**WHAT TO DO**: Exactly repeat the line that contains "Output a JSON", then every line after it up to and including the final line.

**RECORD LIST**:
-*-
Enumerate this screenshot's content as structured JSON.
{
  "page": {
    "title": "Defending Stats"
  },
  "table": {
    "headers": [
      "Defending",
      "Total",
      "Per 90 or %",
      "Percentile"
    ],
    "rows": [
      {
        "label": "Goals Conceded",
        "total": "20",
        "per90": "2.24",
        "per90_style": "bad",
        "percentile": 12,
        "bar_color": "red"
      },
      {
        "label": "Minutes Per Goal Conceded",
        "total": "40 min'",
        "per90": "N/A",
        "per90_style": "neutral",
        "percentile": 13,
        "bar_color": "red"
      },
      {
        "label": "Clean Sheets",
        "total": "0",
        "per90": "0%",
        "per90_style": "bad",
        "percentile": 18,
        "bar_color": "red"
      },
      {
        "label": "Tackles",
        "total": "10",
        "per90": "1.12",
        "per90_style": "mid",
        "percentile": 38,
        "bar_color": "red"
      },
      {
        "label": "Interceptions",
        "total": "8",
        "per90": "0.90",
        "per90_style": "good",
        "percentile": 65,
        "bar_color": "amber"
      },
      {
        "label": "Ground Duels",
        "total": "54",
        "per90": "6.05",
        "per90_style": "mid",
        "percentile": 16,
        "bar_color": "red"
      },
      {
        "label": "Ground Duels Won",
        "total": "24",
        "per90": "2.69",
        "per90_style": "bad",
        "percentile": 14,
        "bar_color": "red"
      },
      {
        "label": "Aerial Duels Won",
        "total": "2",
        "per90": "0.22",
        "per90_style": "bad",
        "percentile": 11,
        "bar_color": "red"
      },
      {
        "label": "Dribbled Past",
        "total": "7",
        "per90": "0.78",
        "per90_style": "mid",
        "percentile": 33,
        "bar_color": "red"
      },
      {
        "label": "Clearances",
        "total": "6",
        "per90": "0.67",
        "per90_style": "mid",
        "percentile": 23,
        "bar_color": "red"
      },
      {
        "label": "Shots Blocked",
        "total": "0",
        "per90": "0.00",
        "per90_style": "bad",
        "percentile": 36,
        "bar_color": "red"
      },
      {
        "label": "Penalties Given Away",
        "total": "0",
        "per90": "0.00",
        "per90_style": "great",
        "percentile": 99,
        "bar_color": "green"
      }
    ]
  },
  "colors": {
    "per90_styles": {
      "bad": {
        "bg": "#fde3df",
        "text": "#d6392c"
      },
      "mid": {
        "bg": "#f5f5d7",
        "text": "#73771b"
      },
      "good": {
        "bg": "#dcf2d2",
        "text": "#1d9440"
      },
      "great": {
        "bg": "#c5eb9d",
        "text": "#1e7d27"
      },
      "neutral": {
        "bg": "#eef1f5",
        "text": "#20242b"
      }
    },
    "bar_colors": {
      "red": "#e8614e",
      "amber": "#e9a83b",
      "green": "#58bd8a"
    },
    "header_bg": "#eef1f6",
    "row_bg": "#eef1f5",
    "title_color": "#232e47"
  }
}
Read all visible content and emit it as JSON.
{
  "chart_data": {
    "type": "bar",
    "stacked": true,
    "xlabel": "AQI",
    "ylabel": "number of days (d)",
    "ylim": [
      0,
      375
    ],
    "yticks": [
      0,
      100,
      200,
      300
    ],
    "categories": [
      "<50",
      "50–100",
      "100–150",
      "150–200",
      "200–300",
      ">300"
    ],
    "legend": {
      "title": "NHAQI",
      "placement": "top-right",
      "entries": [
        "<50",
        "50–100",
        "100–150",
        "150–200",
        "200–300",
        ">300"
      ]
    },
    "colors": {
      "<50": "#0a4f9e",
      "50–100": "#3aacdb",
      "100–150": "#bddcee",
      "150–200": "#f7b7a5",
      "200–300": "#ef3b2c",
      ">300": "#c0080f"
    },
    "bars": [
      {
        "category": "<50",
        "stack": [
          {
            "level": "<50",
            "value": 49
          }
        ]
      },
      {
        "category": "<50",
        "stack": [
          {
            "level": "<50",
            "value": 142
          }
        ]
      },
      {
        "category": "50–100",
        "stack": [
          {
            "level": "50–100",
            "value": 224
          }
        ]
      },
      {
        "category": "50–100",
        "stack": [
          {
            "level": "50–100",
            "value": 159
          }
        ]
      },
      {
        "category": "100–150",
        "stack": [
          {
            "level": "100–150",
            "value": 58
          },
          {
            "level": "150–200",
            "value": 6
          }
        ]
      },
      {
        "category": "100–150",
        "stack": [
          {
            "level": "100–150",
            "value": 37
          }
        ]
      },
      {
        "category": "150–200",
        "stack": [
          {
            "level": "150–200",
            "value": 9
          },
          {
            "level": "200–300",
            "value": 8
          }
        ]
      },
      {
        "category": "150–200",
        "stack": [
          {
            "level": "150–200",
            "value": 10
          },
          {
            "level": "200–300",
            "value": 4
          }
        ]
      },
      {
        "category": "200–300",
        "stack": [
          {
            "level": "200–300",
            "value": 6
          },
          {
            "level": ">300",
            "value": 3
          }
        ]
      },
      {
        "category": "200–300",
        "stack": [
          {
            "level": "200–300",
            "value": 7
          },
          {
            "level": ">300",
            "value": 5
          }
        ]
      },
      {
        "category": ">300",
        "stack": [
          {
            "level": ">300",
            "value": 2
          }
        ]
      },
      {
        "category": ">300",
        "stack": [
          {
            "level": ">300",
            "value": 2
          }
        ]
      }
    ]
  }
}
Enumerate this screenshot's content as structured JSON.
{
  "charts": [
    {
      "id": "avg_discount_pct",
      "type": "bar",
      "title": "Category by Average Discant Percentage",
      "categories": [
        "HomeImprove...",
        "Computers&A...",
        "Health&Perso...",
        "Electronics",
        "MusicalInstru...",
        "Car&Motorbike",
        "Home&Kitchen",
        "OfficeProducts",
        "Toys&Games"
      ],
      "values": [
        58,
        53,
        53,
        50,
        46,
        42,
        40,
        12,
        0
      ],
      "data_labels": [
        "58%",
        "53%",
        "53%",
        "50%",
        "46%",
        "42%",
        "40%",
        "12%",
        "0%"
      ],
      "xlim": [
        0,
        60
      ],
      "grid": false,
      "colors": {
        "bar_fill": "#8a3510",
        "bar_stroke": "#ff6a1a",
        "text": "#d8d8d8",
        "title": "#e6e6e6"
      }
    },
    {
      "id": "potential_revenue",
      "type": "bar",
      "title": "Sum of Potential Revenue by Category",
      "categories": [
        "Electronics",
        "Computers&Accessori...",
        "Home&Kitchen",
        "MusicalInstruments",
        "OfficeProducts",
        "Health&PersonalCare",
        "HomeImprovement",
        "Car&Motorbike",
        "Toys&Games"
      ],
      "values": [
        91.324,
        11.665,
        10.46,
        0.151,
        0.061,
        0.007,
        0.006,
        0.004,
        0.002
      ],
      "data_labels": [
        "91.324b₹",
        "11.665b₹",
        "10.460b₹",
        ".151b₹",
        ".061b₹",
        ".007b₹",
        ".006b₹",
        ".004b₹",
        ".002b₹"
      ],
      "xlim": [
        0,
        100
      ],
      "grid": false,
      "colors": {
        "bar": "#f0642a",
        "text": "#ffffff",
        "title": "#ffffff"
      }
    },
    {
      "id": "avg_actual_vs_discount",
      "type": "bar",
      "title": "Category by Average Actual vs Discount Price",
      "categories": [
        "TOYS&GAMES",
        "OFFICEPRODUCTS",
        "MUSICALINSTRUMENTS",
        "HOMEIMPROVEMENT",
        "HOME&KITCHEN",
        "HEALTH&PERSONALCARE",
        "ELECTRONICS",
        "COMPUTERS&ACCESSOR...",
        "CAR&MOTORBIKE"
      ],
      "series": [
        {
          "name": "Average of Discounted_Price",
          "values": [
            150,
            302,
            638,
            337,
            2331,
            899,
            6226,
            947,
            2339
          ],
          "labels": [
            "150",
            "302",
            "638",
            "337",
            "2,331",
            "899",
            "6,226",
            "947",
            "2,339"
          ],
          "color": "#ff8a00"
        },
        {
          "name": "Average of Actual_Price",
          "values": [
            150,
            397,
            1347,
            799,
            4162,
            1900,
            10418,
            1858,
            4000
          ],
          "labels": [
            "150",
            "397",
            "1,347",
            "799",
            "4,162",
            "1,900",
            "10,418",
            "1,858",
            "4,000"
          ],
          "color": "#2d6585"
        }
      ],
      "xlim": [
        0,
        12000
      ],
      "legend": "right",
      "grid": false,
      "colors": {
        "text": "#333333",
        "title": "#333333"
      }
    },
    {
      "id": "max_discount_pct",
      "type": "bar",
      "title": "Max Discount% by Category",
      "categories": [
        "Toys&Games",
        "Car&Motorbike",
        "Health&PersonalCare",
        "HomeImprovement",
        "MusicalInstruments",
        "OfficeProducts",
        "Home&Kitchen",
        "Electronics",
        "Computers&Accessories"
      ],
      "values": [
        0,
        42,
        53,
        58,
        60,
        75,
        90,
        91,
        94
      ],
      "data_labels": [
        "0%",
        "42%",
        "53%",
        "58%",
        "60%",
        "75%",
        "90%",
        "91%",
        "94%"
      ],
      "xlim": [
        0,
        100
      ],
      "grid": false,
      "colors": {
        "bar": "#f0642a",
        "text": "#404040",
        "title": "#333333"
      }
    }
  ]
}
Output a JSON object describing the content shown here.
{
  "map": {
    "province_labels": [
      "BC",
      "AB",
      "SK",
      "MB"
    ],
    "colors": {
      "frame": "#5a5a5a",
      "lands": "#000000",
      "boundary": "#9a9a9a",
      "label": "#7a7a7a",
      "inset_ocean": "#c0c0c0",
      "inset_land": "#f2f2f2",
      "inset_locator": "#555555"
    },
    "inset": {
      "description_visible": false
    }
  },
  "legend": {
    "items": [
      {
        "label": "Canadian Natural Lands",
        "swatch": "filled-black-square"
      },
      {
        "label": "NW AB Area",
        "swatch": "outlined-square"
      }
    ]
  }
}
-*-
**EXPECTED OUTPUT**:
Output a JSON object describing the content shown here.
{
  "map": {
    "province_labels": [
      "BC",
      "AB",
      "SK",
      "MB"
    ],
    "colors": {
      "frame": "#5a5a5a",
      "lands": "#000000",
      "boundary": "#9a9a9a",
      "label": "#7a7a7a",
      "inset_ocean": "#c0c0c0",
      "inset_land": "#f2f2f2",
      "inset_locator": "#555555"
    },
    "inset": {
      "description_visible": false
    }
  },
  "legend": {
    "items": [
      {
        "label": "Canadian Natural Lands",
        "swatch": "filled-black-square"
      },
      {
        "label": "NW AB Area",
        "swatch": "outlined-square"
      }
    ]
  }
}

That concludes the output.